→ **TO BE DONE**
Pull each line holding the word "under" from the data.

→ **PROVIDED RECORDS**
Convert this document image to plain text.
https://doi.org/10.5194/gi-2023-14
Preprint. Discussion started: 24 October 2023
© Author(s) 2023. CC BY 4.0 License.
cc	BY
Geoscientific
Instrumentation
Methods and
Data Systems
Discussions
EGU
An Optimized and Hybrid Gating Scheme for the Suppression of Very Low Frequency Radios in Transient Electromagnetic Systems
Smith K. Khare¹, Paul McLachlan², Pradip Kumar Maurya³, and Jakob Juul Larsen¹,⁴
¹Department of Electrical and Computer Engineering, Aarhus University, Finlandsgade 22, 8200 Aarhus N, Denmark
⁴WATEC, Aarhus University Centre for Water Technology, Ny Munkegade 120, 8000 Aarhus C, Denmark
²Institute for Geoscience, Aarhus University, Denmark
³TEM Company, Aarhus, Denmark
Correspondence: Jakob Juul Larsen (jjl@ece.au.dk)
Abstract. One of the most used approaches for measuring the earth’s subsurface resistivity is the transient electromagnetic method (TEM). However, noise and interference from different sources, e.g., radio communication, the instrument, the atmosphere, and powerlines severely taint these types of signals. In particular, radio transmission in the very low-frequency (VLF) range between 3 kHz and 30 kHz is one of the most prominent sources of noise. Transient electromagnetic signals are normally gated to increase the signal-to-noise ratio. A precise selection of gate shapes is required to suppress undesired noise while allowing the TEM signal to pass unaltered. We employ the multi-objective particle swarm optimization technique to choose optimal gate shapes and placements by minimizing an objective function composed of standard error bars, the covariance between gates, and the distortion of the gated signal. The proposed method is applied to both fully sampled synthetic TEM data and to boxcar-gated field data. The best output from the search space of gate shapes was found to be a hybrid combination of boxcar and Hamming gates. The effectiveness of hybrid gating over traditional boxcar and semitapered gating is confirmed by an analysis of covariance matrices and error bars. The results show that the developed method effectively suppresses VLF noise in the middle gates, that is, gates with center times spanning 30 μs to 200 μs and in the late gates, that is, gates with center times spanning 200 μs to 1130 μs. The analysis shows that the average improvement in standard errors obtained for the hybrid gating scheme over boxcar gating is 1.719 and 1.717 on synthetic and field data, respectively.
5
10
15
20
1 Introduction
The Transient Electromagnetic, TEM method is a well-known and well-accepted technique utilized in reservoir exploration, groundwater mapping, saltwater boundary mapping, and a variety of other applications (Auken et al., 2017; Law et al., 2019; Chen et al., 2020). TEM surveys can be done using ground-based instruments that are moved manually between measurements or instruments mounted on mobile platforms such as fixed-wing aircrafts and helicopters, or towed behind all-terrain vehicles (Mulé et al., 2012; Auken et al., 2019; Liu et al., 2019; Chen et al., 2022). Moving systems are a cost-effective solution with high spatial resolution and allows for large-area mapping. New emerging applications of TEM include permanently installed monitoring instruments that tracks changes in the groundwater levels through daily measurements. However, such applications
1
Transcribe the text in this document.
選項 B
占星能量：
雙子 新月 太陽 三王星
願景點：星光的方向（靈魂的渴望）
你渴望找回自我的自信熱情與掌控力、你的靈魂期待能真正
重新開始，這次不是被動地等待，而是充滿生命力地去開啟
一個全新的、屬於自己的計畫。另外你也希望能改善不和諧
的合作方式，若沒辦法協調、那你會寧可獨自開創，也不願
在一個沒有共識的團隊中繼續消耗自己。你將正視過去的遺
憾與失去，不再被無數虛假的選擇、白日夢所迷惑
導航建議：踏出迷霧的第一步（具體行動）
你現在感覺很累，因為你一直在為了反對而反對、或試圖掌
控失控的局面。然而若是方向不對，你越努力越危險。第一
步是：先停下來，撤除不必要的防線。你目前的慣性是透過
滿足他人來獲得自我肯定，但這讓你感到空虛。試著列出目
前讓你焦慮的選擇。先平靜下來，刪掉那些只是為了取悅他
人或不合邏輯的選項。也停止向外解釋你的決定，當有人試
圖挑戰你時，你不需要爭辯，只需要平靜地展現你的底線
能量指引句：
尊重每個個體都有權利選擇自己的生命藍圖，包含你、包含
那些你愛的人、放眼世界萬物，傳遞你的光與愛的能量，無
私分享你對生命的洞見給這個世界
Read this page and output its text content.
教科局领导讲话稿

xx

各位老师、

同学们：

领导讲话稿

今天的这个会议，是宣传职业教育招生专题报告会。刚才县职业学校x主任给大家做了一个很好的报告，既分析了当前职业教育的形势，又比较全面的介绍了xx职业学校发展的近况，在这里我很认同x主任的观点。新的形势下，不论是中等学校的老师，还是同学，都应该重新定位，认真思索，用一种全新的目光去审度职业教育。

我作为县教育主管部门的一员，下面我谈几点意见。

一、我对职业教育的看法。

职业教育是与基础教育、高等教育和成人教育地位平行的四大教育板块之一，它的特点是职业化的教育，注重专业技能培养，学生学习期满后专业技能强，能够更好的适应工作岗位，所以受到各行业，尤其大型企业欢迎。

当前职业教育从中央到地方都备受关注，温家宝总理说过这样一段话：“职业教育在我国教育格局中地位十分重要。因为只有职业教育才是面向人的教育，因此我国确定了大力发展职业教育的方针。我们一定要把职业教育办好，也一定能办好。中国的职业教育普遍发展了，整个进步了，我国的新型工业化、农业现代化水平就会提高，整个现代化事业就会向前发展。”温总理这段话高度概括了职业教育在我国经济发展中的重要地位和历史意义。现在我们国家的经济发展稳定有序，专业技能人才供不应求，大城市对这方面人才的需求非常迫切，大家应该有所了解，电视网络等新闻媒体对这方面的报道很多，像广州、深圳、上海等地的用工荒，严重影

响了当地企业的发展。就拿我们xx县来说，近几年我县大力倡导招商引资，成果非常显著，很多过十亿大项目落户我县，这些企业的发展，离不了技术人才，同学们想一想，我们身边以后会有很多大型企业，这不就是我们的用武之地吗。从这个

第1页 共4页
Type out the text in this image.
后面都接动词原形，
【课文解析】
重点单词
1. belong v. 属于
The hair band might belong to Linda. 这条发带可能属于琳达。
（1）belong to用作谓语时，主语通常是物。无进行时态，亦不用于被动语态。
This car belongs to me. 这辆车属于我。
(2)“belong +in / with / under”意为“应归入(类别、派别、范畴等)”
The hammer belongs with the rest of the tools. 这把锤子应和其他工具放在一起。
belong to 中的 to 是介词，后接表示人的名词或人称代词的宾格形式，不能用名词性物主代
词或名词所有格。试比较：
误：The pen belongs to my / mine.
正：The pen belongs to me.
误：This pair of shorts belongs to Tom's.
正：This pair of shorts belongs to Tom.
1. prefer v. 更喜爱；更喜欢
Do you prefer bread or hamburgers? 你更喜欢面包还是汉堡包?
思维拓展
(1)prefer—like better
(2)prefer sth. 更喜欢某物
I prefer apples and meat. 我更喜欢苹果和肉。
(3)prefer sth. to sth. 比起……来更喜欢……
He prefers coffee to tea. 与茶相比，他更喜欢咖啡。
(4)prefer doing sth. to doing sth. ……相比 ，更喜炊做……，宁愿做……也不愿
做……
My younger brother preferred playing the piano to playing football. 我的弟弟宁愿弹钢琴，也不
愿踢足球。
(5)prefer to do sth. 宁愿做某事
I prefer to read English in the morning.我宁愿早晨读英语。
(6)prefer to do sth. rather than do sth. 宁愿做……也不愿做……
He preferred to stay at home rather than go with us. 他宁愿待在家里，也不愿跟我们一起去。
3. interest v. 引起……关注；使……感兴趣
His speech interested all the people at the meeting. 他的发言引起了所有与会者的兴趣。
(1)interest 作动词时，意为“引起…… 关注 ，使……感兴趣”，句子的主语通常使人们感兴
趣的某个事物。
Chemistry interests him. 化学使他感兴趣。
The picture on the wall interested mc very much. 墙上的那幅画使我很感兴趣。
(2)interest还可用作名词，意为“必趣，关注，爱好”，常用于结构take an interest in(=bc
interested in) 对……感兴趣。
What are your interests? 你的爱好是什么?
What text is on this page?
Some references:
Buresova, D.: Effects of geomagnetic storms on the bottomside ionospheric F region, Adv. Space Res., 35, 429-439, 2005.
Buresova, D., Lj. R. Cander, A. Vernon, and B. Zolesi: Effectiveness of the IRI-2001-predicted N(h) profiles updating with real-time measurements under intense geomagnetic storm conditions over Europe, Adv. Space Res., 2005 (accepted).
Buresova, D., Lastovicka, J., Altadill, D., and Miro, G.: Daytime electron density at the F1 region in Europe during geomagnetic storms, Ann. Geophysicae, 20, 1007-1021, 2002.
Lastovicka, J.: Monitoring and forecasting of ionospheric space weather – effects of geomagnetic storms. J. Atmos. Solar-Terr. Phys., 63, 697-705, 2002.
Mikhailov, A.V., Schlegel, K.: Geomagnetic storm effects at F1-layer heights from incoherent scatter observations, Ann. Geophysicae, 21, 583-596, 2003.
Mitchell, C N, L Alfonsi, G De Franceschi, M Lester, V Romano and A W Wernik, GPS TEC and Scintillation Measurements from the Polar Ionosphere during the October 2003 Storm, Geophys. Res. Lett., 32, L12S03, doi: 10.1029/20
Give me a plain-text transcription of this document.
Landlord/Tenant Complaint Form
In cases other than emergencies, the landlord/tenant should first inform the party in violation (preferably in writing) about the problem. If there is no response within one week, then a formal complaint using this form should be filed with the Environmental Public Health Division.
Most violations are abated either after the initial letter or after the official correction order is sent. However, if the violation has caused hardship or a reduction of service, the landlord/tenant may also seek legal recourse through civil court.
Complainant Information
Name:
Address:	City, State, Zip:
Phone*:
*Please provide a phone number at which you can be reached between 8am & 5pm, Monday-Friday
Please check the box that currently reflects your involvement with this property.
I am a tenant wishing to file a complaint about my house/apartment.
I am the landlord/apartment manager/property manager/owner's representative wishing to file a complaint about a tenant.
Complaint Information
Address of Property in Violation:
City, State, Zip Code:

→ **FINISHED TASK**
(2)“belong +in / with / under”意为“应归入(类别、派别、范畴等)”
Buresova, D., Lj. R. Cander, A. Vernon, and B. Zolesi: Effectiveness of the IRI-2001-predicted N(h) profiles updating with real-time measurements under intense geomagnetic storm conditions over Europe, Adv. Space Res., 2005 (accepted).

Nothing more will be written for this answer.